Write the next part of the piece on the most iconic moments of this year's Hall of Fame inductees, starting after its last sentence.

Excerpted passage =>

+++++

You don’t make it to Cooperstown without a moment. Greatness happens often. But indelible moments created by unforgettable players? They don’t come along every day.
With baseball’s Hall of Fame inductions happening Sunday, we’re looking at the most iconic moments of all six members of this year’s class: Vladimir Guerrero, Trevor Hoffman, Chipper Jones, Jack Morris, Jim Thome and Alan Trammell.
Some achieved on the biggest stage. Some carved their name into the history book. Others left their mark on the game in ways that are the thing of urban legends.
The man they just call Vlad could do many things wonderfully on a baseball field — he had an amazing bat, a fantastic arm, he could hit for power or hit for average. But what made Guerrero a stunning player wasn’t just anything you saw on a stat sheet. People talk about the “it” factor with athletes and celebrities. Boy, did Vlad have it.
Guerrero was a player who commanded your attention. A player you had to watch. In that respect, it wasn’t hard to pick a moment that defined the Vladimir Guerrero you just had to keep your eyes on. It was a little bit past his heyday and his MVP season, but it’s the thing of legend all the same.
August 2009, against the Orioles, when he was still with the Angels — Vlad saw a curveball bounce in front of the plate and still knocked it into left field for a hit. We knew Vlad was a free swinger, but this was something else. It was proof of what the Hall of Fame is getting: A man who can do things with a bat that not many others could. (Mike Oz)
Chipper Jones’ most notable accomplishments all came very early in his 19-year career with the Atlanta Braves. In 1995, he finished runner-up to Hideo Nomo in the NL Rookie of the Year voting. Later that same season he helped lead Atlanta to a World Series championship. In 1999, he was voted NL MVP at age 27.
Make no mistake though, the eight-time All-Star never stopped shining or fueling the Braves with consistent and timely production. He won a batting title at age 36. He was an All-Star again at age 39 (and 40). And perhaps most amazing of all, he provided his most iconic moment right at the very end.
On Sept. 2, 2012, Jones hit the 468th and final home run of his Hall of Fame career in dramatic fashion against the Philadelphia Phillies. Atlanta started the bottom of the ninth inning trailing by four runs, but mounted a rally that brought the game down to one decisive matchup: Jones vs. All-Star closer Jonathan Papelbon. What followed was a vintage Chipper Jones moment as the 40-year-old absolutely demolished Papelbon’s 95-mph fastball.
The epic three-run walk-off homer capped a career of clutch moments, while setting off a celebration fit for a future Hall of Famer. It mattered to the Braves too, because that win helped the team secure a spot in the NL Wild Card Game. (Mark Townsend)

+++++

Data excerpts =>
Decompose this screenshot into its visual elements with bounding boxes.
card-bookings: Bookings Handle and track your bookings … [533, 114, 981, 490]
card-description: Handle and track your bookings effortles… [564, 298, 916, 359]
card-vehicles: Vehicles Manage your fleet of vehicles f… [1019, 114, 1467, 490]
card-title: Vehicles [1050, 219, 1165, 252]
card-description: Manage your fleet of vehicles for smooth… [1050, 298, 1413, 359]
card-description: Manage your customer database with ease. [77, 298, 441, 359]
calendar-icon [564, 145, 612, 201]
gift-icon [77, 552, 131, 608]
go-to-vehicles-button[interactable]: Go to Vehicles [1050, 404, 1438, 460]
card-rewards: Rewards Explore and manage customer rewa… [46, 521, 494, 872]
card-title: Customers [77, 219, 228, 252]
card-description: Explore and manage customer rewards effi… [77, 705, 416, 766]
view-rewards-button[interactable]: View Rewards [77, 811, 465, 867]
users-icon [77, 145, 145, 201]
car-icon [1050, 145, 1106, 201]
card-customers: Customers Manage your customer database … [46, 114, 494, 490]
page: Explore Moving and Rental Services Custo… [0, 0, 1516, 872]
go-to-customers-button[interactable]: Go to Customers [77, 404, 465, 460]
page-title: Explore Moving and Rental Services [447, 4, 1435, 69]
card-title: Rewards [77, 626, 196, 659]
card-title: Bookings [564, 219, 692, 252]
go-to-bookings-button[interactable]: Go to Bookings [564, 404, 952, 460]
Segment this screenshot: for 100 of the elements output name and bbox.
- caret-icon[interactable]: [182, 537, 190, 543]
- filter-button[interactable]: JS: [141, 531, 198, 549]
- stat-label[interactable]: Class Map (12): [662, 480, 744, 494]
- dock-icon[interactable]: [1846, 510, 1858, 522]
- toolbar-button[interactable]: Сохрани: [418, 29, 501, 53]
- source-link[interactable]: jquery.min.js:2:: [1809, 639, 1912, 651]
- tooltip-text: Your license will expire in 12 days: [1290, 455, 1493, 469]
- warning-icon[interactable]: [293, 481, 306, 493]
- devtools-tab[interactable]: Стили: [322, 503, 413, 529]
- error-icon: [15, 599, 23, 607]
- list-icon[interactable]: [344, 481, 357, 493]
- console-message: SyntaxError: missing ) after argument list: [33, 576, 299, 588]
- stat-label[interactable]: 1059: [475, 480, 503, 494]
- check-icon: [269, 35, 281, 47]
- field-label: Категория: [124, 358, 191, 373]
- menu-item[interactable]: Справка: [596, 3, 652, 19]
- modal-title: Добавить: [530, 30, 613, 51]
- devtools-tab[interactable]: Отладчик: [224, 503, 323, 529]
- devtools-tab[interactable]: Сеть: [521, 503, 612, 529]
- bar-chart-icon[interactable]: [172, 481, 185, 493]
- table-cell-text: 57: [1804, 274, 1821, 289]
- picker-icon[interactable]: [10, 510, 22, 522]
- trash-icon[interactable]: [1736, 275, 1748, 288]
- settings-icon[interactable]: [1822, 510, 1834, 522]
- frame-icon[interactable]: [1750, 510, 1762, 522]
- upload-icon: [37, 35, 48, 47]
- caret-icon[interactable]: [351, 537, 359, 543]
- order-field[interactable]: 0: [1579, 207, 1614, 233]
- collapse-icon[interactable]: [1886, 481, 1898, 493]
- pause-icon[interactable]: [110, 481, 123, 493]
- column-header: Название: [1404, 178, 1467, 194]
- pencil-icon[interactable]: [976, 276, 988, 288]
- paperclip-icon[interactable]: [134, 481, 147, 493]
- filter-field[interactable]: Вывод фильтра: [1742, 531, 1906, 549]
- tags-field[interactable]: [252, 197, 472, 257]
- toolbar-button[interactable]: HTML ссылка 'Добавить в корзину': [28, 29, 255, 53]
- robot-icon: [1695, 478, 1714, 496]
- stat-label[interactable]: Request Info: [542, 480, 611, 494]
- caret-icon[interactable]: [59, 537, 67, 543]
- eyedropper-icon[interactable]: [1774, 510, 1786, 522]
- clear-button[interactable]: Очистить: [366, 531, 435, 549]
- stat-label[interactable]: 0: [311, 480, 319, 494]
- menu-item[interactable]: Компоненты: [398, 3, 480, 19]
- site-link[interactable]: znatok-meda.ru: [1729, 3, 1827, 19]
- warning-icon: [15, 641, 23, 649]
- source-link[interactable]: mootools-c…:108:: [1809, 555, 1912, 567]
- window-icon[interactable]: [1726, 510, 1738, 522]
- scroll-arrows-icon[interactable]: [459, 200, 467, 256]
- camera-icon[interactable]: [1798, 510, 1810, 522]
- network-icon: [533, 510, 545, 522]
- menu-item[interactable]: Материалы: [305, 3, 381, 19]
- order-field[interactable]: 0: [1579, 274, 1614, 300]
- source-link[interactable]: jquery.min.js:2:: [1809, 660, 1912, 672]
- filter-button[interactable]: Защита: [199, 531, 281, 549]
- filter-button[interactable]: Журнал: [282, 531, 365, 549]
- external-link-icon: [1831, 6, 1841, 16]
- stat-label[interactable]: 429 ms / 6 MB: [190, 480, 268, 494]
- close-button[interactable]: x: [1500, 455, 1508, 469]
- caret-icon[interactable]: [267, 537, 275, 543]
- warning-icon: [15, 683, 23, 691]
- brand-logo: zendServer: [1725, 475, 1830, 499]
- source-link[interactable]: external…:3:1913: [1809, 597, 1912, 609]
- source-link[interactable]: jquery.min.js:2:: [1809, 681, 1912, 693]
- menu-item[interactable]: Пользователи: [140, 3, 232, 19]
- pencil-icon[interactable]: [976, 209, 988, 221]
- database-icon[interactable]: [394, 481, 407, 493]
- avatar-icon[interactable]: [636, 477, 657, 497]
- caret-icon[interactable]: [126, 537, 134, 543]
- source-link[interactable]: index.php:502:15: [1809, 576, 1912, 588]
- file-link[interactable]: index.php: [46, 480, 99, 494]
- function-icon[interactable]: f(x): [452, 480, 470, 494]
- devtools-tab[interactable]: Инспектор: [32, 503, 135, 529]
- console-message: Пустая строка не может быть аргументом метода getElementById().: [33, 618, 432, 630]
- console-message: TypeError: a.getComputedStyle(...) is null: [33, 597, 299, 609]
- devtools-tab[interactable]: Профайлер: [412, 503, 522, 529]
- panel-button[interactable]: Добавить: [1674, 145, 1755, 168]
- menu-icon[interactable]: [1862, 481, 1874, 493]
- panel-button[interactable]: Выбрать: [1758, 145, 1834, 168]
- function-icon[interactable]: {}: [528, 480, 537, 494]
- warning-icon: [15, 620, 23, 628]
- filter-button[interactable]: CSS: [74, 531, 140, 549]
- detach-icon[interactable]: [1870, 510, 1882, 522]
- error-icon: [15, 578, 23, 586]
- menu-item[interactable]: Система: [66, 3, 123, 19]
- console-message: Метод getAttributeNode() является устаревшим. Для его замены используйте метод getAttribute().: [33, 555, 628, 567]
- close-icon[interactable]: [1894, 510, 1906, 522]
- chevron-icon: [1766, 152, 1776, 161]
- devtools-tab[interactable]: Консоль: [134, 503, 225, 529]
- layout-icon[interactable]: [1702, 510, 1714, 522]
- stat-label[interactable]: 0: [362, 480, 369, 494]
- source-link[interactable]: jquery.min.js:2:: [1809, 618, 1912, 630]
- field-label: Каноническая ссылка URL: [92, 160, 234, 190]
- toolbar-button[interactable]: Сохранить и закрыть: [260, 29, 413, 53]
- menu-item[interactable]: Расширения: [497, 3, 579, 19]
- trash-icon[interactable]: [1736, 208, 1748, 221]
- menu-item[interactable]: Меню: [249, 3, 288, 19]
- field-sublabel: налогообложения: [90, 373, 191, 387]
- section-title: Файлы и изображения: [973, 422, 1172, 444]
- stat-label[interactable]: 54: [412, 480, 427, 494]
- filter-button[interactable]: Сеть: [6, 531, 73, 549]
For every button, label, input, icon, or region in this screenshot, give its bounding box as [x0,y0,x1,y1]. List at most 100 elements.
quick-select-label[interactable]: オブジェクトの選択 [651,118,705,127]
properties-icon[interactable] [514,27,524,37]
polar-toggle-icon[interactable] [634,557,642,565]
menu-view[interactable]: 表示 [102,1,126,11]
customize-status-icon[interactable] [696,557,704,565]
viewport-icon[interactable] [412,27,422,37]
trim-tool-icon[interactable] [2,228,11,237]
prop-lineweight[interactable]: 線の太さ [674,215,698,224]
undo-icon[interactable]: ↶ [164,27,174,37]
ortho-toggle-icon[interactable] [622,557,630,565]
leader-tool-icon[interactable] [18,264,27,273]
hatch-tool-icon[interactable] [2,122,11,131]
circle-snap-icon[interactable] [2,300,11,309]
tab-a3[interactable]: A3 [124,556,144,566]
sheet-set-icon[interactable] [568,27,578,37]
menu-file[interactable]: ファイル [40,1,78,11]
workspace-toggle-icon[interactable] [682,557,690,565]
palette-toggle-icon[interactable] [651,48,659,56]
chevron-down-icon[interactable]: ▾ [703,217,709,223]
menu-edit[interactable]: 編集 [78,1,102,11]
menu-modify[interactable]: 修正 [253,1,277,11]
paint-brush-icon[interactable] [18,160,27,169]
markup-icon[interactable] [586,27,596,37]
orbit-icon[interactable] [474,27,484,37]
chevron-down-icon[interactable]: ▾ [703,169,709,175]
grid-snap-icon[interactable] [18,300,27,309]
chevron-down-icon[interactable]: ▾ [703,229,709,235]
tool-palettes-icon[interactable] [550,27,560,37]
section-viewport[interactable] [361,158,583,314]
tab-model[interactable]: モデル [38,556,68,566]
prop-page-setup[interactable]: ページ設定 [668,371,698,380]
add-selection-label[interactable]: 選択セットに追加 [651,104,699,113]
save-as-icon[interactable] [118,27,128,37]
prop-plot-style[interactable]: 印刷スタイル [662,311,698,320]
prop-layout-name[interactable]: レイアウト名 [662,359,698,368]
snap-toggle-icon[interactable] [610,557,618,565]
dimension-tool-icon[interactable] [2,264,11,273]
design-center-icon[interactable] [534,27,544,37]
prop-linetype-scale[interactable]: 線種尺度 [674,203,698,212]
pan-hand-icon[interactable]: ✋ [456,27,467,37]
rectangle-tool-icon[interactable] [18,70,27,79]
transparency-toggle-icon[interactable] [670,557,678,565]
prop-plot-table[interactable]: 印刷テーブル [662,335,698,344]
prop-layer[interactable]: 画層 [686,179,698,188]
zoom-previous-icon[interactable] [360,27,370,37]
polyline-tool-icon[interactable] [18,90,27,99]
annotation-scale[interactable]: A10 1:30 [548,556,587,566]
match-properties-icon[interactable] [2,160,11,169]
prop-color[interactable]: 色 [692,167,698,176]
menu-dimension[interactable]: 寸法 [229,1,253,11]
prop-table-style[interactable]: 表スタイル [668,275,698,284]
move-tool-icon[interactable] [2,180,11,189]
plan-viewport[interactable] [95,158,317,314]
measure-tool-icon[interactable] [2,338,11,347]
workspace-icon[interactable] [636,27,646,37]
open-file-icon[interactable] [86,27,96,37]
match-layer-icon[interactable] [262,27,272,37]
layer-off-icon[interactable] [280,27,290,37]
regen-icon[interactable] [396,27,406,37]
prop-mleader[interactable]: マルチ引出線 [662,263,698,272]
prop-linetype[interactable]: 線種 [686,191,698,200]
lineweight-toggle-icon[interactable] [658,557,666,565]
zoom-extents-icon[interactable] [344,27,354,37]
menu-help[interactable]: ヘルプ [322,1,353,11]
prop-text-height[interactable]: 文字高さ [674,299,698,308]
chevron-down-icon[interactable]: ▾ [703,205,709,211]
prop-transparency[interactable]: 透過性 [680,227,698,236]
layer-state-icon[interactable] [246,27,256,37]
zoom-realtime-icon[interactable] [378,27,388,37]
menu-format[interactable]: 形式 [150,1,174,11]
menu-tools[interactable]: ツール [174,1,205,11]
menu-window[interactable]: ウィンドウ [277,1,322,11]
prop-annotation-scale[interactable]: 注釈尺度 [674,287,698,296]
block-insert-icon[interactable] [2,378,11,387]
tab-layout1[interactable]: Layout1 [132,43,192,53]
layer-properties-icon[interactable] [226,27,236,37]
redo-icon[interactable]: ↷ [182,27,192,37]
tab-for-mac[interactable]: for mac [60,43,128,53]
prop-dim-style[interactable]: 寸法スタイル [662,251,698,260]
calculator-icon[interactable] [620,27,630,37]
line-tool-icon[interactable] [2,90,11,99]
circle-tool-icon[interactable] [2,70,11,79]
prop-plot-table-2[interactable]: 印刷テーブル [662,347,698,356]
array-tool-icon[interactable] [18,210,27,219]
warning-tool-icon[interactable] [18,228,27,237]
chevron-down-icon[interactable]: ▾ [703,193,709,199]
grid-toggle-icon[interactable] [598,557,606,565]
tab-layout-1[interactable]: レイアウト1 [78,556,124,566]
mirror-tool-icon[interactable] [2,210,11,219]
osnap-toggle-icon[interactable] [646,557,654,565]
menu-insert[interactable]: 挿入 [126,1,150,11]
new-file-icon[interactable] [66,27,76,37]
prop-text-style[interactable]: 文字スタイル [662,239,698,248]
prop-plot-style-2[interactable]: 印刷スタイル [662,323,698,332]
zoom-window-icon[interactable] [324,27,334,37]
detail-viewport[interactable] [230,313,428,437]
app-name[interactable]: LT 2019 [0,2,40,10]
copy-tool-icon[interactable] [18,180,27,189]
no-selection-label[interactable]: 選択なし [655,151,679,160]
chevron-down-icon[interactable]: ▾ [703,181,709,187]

+++++

Exercise response =>
The Hall of Fame is a pretty exclusive club, but strong-as-an-ox slugger Jim Thome belongs to an even more exclusive club than that. It’s one that has only eight other people in it and doesn’t look to be adding anybody else soon.
It’s the 600 Home Run Club — in which Thome is joined by the likes of Barry Bonds, Babe Ruth, Hank Aaron and Willie Mays. That’s some pretty rarified air. The homer that put him in the club came in August 2011, when Thome was with the Minnesota Twins. He hit No. 599 and No. 600 that night against the Detroit Tigers, pumping his arm as he touched first base and grinning a huge grin when he touched home plate.
Six hundred homers means a lot more than just having power. It means longevity — which is the foundation of Thome’s career. He played 22 years in the big leagues and hit at least 30 homers every full season between 1996 and 2008 (he only played 59 games in 2005). Six times he passed 40. Once, in 2002, he hit 52. You know what they say about numbers: They don’t lie.
In Thome’s case, they tell a big truth: He’s in one of baseball’s most elite groups. (Mike Oz)
The save stat is the reason San Diego Padres reliever Trevor Hoffman is in the Hall of Fame. So Hoffman breaking the all-time saves record stands out as his best highlight. On Sep. 26, 2006, Hoffman recorded his 479th career save, passing Lee Smith for the all-time record.
Prior to Hoffman’s induction, only five other players who spent the majority of their career as closers have made it to Cooperstown: Dennis Eckersley, Rollie Fingers, Goose Gossage, Bruce Sutter and Hoyt Wilhelm. Of that group, Hoffman is the only one who never threw 100 innings in a single season.
That says less about Hoffman’s ability and more about how the closer role has changed since the 1970s. The role slowly shifted toward one-inning specialists who could shut down the opposing team in the ninth inning. Hoffman was one of the best ever to be used in that role.
Hoffman’s induction signals that Hall of Fame voters have embraced how the closer role has shifted since the ’70s. It opens the door for other closers from the modern era to make their way to Cooperstown.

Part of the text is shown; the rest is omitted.